> [What the task asks] Identify each line below that contains the word "정글사냥", and copy it out.

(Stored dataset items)

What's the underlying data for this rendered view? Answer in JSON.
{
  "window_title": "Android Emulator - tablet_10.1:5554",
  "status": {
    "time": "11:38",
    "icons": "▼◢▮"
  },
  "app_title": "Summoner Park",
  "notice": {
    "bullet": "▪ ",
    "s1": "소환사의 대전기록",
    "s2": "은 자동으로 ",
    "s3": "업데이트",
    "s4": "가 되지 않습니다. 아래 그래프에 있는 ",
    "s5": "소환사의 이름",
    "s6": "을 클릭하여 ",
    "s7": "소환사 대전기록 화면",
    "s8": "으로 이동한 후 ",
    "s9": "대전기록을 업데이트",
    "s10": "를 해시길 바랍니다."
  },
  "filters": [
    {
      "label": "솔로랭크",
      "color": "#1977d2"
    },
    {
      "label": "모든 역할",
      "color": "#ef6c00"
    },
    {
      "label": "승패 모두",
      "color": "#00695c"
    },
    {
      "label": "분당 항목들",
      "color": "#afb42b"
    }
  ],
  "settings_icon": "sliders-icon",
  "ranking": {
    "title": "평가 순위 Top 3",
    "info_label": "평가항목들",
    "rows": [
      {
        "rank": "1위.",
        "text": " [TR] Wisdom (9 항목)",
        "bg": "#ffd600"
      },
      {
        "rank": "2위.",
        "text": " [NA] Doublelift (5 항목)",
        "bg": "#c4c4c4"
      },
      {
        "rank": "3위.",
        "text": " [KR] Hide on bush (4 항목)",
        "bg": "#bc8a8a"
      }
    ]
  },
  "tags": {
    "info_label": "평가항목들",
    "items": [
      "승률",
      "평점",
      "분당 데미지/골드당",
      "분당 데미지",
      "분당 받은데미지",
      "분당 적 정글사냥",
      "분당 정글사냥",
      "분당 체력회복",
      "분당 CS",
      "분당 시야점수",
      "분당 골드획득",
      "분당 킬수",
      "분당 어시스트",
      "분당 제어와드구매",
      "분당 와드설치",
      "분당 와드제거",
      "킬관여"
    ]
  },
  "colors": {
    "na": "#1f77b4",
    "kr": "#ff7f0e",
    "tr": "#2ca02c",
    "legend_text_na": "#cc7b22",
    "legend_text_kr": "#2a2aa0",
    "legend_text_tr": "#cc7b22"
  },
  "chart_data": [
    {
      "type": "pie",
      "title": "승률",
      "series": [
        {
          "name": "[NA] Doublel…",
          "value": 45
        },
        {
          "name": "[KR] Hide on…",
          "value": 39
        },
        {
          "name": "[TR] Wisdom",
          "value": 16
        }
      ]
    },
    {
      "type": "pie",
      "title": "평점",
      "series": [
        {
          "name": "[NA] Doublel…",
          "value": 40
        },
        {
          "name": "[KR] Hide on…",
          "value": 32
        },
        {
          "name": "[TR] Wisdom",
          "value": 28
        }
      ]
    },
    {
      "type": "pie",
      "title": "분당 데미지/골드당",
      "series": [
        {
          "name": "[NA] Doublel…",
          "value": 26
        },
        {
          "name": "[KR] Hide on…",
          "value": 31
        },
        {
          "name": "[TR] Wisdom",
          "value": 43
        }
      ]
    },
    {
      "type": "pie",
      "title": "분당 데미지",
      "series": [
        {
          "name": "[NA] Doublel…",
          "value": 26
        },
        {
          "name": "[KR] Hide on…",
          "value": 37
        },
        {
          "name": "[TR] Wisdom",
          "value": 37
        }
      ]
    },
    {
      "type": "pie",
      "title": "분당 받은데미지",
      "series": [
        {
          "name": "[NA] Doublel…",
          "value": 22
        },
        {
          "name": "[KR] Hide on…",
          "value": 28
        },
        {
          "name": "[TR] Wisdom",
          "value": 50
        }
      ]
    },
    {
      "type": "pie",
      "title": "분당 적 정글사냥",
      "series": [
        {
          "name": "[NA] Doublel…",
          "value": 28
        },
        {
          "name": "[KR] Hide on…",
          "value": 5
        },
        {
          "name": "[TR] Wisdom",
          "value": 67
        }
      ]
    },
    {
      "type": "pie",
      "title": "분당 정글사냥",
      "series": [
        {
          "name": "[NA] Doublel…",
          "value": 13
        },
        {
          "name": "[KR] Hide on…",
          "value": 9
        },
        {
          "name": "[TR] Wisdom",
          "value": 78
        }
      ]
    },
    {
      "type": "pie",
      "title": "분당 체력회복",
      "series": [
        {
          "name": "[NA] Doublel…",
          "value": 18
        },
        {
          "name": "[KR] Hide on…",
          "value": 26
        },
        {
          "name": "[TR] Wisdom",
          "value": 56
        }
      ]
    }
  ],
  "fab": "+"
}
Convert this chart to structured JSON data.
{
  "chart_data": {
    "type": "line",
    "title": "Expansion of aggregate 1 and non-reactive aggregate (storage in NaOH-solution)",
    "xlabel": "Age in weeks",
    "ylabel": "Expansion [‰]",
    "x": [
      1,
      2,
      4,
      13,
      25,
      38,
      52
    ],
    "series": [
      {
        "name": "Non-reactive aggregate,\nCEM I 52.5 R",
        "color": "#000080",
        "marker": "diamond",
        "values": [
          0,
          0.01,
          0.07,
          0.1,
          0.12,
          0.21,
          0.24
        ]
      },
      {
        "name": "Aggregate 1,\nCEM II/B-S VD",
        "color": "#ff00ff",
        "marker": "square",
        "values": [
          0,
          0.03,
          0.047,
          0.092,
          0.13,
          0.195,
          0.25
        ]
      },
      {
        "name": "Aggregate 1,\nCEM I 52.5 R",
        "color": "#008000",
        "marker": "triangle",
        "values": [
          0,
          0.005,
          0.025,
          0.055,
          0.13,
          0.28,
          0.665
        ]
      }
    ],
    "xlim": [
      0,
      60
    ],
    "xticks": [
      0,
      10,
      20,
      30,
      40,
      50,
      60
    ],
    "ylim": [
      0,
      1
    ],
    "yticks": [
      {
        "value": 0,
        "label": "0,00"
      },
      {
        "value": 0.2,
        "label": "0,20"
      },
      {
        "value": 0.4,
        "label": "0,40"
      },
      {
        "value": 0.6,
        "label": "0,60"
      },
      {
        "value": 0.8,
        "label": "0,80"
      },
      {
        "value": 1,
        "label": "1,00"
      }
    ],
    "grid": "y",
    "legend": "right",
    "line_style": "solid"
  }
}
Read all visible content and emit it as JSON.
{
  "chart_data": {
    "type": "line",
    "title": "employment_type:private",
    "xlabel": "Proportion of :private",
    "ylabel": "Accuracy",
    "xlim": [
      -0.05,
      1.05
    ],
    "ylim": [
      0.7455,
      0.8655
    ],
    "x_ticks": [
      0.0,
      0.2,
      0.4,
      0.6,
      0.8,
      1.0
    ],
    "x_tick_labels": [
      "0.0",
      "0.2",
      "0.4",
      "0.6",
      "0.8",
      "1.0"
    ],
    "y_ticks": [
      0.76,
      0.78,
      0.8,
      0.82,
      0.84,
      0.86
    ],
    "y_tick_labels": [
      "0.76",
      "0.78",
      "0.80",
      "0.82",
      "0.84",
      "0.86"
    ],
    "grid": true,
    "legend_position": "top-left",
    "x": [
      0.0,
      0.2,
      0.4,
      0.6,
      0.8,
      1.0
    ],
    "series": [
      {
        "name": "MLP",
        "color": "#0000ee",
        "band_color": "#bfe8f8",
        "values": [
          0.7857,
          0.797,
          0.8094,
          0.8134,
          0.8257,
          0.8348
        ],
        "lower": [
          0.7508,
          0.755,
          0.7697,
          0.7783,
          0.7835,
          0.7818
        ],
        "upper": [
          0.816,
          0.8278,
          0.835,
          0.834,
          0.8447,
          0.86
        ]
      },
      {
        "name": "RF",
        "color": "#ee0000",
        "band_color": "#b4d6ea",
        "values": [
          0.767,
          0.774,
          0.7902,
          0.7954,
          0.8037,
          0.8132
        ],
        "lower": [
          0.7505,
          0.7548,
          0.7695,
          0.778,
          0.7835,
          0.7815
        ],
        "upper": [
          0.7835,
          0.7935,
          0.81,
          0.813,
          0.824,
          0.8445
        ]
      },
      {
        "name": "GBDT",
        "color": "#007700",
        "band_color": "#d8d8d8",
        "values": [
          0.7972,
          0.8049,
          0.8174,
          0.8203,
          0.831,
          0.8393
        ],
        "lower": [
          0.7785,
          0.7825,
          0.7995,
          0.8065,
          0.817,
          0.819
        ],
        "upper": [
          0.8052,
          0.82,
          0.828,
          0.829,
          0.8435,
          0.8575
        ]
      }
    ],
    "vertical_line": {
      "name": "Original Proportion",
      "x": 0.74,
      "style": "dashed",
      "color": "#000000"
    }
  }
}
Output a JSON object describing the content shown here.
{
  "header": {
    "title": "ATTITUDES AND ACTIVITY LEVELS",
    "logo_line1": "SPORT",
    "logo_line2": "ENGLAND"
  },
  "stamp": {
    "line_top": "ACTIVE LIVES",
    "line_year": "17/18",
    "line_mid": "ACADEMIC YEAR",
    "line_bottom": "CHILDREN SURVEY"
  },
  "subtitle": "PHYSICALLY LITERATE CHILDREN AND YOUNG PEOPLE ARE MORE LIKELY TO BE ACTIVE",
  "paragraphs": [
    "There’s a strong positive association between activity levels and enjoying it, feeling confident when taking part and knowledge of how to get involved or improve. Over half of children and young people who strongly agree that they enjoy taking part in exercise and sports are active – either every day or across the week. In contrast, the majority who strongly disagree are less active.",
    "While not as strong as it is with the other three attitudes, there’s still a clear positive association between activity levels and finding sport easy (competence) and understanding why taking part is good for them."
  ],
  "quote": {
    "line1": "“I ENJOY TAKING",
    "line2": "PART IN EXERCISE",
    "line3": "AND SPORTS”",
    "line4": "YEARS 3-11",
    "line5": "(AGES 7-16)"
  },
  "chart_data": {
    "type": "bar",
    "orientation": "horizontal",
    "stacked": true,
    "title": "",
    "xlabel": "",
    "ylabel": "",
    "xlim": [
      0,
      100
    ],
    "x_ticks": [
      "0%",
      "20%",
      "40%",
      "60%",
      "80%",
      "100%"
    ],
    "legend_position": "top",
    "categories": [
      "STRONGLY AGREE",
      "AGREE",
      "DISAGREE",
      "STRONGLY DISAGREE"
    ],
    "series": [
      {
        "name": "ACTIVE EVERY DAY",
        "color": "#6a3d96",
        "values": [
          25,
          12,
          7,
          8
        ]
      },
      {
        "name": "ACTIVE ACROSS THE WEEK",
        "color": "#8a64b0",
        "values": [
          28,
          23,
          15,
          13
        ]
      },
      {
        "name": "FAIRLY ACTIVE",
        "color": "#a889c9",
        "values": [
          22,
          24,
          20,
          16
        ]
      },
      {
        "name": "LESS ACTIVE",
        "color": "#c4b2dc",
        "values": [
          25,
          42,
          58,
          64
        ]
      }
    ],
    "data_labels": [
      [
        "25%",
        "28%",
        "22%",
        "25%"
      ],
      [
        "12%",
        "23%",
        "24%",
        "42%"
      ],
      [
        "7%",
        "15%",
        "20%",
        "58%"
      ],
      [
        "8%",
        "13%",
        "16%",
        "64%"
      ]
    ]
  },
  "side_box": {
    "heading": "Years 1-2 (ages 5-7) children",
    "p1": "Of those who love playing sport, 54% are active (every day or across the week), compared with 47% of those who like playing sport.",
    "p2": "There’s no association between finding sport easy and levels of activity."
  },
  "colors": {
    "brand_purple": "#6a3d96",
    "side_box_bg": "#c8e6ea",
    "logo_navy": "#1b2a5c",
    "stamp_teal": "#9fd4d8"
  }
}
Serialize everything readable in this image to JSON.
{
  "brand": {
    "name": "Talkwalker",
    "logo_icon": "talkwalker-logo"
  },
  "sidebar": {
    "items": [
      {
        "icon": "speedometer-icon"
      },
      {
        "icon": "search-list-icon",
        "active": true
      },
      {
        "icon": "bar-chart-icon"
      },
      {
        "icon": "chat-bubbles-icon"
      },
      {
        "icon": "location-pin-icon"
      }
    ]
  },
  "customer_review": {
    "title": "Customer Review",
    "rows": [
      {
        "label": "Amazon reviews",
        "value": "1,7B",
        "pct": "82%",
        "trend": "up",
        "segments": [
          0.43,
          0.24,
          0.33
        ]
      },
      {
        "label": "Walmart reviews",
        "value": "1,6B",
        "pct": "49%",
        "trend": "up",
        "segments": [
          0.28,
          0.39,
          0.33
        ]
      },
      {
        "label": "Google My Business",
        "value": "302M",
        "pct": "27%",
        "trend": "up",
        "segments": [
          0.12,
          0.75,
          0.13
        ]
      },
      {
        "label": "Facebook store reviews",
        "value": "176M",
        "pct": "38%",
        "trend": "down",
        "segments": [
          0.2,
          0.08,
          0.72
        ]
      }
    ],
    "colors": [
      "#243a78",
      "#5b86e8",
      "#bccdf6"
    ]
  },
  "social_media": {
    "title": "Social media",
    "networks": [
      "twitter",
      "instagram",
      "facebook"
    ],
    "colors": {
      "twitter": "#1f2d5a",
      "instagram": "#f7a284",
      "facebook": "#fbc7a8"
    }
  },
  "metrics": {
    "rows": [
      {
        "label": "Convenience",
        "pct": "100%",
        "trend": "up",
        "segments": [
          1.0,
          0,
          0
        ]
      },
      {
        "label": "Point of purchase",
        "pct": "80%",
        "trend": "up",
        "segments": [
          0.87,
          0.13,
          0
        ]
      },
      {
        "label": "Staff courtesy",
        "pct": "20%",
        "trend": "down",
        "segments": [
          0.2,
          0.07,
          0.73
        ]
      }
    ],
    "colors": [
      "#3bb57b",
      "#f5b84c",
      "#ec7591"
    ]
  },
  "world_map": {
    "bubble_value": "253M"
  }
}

> [Response to the exercise]
      "분당 적 정글사냥",
      "분당 정글사냥",
      "title": "분당 적 정글사냥",
      "title": "분당 정글사냥",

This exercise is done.